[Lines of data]
== == ==
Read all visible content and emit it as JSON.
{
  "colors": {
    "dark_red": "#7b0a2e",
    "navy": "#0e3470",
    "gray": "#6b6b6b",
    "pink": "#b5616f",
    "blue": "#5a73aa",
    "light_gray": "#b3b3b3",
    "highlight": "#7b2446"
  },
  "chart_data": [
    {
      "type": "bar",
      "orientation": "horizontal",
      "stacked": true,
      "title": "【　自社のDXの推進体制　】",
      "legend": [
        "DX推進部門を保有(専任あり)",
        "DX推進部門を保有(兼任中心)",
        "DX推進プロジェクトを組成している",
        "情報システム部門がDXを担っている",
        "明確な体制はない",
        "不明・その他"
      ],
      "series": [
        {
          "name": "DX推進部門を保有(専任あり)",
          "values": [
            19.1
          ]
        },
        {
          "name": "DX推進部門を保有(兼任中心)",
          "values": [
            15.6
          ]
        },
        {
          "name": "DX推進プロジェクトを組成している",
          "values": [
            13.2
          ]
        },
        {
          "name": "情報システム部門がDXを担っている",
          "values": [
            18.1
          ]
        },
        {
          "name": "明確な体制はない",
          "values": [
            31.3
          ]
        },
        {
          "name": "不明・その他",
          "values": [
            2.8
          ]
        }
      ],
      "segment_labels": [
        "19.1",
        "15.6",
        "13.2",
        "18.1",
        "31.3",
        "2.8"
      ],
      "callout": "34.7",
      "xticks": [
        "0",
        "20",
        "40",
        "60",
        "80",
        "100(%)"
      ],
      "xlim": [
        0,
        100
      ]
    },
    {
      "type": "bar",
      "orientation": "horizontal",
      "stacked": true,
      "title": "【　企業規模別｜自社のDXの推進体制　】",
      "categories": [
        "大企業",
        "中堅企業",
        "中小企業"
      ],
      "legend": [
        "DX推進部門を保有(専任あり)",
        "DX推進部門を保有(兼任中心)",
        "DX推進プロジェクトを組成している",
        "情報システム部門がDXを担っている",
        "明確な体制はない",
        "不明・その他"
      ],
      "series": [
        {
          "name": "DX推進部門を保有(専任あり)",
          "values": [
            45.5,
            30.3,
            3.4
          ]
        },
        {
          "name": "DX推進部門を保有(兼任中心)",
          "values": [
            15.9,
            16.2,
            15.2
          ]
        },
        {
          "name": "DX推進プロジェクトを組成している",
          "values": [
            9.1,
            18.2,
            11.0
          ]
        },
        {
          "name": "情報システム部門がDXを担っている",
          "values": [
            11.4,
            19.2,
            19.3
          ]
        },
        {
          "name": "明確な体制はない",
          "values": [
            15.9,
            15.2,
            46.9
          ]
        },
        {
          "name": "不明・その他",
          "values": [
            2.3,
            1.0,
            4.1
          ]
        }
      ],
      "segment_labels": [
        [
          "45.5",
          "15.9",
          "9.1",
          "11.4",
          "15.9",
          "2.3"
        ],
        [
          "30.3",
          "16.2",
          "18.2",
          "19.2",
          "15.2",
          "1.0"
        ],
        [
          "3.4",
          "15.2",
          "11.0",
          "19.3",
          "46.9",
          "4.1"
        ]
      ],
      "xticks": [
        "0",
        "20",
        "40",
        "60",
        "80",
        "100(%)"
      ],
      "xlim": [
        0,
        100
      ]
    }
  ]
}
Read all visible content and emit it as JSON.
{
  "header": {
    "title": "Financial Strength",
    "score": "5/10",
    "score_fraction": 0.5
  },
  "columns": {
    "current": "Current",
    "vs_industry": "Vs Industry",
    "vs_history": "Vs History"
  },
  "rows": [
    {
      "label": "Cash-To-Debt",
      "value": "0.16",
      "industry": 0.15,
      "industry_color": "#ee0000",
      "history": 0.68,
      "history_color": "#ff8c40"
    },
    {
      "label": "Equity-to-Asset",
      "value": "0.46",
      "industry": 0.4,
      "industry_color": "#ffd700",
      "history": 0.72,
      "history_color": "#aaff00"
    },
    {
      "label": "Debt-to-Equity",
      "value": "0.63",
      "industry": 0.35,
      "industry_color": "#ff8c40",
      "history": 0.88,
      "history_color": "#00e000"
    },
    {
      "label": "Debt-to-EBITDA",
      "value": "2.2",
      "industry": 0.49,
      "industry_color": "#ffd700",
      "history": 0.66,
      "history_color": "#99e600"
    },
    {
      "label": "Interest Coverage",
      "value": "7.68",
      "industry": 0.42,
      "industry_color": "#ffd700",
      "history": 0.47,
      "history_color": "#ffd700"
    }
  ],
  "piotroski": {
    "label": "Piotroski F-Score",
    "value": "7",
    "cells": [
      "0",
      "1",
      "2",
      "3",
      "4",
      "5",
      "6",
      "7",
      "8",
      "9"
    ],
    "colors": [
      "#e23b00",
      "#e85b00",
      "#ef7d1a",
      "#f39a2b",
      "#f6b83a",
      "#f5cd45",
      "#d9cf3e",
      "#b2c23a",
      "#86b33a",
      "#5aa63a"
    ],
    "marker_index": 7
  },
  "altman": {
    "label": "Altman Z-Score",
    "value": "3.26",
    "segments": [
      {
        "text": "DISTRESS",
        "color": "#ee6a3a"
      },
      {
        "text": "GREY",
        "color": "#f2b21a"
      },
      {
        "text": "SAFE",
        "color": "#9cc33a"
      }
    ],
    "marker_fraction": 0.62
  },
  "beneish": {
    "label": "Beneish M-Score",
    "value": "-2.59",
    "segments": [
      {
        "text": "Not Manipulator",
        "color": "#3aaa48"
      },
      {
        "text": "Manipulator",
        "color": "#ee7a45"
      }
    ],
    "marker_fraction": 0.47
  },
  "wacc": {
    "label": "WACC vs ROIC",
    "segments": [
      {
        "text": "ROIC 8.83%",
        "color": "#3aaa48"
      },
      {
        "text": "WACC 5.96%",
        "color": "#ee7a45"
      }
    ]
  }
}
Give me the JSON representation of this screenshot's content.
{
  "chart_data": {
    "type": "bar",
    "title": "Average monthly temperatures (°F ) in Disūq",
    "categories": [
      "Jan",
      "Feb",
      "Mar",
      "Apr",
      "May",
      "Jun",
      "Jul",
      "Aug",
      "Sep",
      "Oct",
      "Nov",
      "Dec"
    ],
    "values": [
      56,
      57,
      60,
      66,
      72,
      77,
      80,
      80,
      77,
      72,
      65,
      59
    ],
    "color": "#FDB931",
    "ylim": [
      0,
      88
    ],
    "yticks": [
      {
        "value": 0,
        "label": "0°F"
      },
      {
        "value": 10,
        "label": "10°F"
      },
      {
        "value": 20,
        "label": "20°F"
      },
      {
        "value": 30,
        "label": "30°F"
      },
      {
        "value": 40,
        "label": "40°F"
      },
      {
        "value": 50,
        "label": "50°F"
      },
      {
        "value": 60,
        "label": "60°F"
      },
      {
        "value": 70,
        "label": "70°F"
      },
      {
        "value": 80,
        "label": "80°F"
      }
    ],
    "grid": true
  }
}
== == ==
Copy exactly, and only, the lines from the one containing "Give me the" through the last line of the listing.

Give me the JSON representation of this screenshot's content.
{
  "chart_data": {
    "type": "bar",
    "title": "Average monthly temperatures (°F ) in Disūq",
    "categories": [
      "Jan",
      "Feb",
      "Mar",
      "Apr",
      "May",
      "Jun",
      "Jul",
      "Aug",
      "Sep",
      "Oct",
      "Nov",
      "Dec"
    ],
    "values": [
      56,
      57,
      60,
      66,
      72,
      77,
      80,
      80,
      77,
      72,
      65,
      59
    ],
    "color": "#FDB931",
    "ylim": [
      0,
      88
    ],
    "yticks": [
      {
        "value": 0,
        "label": "0°F"
      },
      {
        "value": 10,
        "label": "10°F"
      },
      {
        "value": 20,
        "label": "20°F"
      },
      {
        "value": 30,
        "label": "30°F"
      },
      {
        "value": 40,
        "label": "40°F"
      },
      {
        "value": 50,
        "label": "50°F"
      },
      {
        "value": 60,
        "label": "60°F"
      },
      {
        "value": 70,
        "label": "70°F"
      },
      {
        "value": 80,
        "label": "80°F"
      }
    ],
    "grid": true
  }
}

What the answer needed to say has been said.